Instructions for the task:
Pick out each line of the records that includes the string "Supports", and copy it.

Listed records:

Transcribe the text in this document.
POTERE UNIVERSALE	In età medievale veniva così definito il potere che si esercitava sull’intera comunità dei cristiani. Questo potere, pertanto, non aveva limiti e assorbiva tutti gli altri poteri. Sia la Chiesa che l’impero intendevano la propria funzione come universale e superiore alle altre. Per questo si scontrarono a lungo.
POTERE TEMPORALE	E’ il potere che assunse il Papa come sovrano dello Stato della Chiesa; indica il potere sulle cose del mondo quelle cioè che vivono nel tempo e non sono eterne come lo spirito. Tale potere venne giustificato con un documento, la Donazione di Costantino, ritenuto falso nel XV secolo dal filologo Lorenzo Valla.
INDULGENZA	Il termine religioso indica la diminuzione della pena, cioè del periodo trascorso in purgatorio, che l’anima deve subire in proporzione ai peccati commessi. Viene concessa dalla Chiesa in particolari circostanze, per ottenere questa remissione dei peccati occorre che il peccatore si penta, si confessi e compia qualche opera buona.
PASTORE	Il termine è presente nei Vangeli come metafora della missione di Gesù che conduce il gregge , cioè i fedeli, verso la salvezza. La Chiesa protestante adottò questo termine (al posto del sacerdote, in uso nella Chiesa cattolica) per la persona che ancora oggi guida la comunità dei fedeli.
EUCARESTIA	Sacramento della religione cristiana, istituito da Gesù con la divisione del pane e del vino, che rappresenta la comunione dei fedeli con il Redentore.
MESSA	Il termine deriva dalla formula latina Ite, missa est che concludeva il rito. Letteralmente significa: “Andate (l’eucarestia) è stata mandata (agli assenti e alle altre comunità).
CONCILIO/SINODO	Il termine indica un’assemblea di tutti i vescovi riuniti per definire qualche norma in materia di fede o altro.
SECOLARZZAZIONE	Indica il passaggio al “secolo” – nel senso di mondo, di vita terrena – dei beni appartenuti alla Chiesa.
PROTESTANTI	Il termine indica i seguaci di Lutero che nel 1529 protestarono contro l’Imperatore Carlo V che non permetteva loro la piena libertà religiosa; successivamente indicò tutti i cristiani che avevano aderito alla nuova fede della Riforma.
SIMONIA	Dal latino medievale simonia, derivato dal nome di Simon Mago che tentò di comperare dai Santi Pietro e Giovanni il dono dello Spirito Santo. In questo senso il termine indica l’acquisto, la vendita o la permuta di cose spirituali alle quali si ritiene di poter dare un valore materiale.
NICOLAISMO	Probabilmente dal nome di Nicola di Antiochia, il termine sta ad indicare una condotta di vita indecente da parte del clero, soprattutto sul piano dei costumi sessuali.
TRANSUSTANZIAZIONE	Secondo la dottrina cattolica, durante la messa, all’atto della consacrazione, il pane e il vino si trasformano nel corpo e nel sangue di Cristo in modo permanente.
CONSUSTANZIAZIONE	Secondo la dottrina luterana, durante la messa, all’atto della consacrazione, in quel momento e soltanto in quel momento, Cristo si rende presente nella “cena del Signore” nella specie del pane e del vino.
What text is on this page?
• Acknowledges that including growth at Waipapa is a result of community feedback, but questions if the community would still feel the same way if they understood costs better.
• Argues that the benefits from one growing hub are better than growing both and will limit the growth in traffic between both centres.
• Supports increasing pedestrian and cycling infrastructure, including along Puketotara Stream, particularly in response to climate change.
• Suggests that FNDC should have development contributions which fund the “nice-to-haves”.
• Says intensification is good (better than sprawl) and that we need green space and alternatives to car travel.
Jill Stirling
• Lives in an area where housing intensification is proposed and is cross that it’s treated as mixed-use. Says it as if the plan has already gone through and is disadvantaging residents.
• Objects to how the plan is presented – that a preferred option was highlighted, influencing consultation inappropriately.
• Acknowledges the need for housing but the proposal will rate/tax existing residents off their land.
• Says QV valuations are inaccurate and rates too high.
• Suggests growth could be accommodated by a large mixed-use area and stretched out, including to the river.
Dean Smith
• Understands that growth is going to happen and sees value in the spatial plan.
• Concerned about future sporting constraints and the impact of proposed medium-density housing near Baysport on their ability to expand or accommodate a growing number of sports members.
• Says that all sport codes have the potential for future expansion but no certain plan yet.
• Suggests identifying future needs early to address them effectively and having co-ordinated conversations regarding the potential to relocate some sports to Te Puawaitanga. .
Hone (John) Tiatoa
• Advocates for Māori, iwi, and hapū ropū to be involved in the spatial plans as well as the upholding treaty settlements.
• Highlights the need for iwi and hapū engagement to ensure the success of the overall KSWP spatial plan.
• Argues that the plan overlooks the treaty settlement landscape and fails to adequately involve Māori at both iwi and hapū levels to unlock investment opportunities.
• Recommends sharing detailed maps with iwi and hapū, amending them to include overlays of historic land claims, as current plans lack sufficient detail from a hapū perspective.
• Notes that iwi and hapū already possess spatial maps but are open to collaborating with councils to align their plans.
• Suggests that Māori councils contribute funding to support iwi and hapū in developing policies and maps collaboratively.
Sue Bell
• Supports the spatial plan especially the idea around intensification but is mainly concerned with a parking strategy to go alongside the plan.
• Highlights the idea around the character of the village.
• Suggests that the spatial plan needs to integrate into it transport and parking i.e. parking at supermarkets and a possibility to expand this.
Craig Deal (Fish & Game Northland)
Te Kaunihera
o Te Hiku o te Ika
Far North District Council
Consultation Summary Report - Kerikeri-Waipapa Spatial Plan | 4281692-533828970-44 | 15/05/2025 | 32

Finished exercise:
• Supports increasing pedestrian and cycling infrastructure, including along Puketotara Stream, particularly in response to climate change.
• Supports the spatial plan especially the idea around intensification but is mainly concerned with a parking strategy to go alongside the plan.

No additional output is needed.